Directions for this task:
Count how many lines in this material contain "食品饮料细分行业本周动态市盈率". The answer is that number alone.

[Records from a data collection]

◆ ◆ ◆

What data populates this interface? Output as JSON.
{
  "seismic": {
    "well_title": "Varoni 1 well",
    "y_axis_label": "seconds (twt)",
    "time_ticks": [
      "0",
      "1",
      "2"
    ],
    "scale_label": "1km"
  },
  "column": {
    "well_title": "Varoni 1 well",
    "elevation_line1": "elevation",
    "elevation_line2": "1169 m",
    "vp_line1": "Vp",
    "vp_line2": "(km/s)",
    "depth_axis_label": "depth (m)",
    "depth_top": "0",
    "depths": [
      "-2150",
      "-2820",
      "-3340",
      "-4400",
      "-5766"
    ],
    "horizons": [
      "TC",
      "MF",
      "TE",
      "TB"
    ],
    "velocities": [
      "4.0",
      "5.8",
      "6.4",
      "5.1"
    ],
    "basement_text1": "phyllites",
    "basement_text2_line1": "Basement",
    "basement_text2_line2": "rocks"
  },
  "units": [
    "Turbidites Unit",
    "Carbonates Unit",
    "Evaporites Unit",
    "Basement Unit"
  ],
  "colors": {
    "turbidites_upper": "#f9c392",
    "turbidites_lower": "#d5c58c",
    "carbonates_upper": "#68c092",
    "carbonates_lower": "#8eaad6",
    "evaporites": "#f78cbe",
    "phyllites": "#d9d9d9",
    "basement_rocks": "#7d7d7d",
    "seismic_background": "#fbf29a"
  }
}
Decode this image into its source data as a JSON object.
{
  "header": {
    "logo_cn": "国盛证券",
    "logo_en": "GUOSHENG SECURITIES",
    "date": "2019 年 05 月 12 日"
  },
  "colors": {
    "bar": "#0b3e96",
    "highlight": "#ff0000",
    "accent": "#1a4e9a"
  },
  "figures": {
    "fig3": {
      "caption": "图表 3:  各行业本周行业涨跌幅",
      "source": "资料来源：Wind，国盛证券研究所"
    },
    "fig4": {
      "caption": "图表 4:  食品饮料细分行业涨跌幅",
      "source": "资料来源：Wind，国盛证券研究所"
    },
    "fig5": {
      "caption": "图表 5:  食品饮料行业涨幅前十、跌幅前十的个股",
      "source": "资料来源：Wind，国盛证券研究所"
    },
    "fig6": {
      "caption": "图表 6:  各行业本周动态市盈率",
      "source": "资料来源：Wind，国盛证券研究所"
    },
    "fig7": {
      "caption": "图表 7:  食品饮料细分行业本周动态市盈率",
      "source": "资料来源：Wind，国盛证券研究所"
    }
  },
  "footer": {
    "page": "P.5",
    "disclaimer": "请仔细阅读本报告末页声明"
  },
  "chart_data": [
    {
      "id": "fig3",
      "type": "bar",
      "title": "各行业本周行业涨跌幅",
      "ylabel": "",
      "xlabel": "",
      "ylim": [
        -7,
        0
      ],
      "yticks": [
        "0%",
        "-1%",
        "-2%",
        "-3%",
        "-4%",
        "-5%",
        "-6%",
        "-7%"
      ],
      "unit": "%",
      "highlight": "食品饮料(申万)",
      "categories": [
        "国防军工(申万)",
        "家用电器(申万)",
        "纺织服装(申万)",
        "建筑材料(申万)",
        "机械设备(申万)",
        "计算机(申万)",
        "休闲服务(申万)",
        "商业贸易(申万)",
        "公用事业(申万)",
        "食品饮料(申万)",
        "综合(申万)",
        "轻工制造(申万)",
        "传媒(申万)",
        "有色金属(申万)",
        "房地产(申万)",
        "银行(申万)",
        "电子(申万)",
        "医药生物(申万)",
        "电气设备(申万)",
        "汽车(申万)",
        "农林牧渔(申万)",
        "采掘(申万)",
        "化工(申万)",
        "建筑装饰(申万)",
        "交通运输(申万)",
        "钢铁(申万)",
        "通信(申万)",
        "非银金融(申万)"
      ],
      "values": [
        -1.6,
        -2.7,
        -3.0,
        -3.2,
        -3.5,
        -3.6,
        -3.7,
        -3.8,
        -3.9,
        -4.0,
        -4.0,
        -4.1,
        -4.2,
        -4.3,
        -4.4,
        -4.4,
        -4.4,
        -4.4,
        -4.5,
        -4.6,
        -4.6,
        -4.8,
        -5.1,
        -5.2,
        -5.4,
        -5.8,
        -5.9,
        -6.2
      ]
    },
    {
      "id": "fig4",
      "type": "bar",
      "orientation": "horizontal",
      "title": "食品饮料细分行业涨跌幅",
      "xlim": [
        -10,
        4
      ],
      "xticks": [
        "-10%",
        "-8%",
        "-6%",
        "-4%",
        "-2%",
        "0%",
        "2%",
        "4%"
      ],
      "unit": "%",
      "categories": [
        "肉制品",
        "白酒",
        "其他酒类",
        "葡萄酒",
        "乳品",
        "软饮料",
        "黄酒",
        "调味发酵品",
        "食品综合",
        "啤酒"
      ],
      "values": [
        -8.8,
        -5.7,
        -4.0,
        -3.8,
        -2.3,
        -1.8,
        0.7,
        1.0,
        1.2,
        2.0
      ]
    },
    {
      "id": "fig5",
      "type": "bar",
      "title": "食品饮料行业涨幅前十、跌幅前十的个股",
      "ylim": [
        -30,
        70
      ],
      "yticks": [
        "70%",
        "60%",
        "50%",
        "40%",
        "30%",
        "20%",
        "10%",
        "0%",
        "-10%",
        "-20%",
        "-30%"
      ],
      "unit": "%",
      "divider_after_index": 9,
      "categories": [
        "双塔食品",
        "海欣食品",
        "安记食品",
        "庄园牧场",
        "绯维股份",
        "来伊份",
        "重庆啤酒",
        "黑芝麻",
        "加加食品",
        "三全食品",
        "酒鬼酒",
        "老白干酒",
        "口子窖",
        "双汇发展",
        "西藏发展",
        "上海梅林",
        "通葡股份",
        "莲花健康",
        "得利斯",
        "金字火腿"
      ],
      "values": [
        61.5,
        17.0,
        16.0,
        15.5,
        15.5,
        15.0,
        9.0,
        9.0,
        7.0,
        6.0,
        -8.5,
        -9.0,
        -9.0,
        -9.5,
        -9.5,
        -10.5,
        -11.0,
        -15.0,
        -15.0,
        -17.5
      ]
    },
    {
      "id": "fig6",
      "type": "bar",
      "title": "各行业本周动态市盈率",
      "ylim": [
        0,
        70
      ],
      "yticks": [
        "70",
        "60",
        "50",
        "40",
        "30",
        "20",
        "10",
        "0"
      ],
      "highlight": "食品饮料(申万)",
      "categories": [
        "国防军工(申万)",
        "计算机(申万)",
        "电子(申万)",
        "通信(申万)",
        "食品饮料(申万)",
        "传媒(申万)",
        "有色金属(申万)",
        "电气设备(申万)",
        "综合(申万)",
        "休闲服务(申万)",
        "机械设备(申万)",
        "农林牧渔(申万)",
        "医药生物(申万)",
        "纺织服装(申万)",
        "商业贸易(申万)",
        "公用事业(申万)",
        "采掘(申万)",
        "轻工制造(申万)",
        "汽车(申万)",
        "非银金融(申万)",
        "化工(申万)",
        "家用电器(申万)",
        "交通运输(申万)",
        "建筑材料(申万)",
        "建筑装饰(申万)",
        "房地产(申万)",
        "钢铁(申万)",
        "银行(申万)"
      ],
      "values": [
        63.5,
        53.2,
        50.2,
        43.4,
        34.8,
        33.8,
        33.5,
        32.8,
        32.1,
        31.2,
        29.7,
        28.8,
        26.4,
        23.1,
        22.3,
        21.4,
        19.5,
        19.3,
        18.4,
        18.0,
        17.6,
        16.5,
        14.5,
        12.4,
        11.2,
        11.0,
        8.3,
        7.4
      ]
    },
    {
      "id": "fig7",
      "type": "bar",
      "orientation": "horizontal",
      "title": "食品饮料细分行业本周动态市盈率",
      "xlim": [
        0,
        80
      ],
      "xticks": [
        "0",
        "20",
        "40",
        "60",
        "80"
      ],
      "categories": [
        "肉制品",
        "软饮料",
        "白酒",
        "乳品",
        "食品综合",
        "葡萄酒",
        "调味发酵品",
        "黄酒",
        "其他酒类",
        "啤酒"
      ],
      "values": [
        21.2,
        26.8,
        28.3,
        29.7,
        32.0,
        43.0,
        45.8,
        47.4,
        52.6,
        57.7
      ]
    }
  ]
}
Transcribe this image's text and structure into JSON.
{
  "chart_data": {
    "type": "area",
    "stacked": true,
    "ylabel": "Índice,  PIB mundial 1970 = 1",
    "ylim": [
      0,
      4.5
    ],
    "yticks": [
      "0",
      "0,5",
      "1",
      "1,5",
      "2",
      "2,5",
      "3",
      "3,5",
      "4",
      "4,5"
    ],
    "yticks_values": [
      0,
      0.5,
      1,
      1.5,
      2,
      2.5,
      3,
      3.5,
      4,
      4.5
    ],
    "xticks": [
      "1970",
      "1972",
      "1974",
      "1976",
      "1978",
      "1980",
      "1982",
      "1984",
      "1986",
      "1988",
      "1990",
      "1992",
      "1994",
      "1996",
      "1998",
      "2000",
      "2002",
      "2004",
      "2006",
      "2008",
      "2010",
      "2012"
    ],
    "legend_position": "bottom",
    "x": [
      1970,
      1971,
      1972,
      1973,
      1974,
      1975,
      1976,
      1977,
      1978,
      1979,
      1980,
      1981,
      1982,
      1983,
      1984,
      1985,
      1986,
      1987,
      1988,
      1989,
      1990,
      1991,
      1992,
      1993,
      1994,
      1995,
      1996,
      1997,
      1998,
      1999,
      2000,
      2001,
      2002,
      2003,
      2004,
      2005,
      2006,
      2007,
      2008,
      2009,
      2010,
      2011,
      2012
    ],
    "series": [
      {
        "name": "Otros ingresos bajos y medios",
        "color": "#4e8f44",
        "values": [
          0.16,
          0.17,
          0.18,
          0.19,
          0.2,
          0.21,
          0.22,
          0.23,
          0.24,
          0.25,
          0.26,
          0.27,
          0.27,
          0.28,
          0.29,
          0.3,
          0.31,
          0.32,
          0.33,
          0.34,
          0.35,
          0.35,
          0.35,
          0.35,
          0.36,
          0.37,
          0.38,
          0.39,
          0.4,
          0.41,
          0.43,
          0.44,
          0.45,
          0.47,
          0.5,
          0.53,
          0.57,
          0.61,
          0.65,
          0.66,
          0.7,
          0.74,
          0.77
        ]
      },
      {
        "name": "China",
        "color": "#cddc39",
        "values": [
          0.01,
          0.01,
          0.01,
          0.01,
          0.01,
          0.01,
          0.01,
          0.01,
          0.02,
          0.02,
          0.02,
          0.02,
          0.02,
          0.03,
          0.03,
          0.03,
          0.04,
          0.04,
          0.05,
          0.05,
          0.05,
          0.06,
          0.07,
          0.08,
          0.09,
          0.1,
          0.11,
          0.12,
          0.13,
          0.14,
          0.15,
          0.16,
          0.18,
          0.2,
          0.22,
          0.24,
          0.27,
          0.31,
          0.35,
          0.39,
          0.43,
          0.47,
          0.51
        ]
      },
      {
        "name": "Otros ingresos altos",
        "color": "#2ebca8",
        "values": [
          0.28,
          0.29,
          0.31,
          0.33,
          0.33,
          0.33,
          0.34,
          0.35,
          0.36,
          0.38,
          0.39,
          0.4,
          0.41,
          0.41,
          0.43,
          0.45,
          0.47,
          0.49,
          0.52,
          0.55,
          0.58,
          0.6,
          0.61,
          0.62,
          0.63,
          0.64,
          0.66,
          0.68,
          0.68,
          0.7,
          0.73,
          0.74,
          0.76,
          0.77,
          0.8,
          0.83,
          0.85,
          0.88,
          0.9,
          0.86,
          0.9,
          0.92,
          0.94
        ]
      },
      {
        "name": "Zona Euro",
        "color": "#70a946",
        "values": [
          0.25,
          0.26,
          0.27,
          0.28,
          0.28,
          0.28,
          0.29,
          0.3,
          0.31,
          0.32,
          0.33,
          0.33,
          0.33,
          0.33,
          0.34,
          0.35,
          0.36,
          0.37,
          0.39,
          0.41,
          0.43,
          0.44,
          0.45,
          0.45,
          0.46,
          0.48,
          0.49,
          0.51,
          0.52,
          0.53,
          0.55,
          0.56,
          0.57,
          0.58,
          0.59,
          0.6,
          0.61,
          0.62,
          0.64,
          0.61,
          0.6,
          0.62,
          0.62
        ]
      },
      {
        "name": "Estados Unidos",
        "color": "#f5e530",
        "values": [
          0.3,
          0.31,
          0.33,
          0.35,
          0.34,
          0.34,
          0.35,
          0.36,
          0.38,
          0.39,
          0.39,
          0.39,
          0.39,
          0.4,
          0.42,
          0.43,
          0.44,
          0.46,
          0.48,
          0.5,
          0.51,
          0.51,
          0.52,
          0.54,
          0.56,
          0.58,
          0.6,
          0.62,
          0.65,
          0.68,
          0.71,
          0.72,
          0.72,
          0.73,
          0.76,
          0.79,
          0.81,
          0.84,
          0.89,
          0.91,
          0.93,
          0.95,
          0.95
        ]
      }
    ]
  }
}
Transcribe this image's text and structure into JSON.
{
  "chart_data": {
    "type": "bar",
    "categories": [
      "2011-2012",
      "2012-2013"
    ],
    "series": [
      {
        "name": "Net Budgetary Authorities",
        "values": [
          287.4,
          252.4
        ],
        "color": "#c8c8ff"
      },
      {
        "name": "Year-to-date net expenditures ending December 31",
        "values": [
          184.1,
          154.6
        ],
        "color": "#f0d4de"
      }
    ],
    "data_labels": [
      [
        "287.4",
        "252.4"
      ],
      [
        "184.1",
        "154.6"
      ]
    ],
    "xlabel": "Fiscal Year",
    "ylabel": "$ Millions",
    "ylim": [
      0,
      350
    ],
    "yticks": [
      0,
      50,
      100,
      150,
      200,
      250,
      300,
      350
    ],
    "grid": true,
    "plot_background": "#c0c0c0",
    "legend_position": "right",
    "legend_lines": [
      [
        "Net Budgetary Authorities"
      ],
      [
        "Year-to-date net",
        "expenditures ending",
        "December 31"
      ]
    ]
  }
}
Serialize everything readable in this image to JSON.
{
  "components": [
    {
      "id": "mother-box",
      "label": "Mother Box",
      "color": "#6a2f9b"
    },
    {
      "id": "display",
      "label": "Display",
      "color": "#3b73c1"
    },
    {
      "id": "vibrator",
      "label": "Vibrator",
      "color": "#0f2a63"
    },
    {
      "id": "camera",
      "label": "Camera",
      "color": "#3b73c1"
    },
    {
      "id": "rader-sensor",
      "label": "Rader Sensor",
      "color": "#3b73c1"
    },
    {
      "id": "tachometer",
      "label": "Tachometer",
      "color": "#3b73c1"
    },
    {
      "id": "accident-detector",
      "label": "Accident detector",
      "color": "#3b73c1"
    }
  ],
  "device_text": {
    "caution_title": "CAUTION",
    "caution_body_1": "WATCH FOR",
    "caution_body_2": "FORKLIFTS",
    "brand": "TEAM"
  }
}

◆ ◆ ◆

Exercise output:
2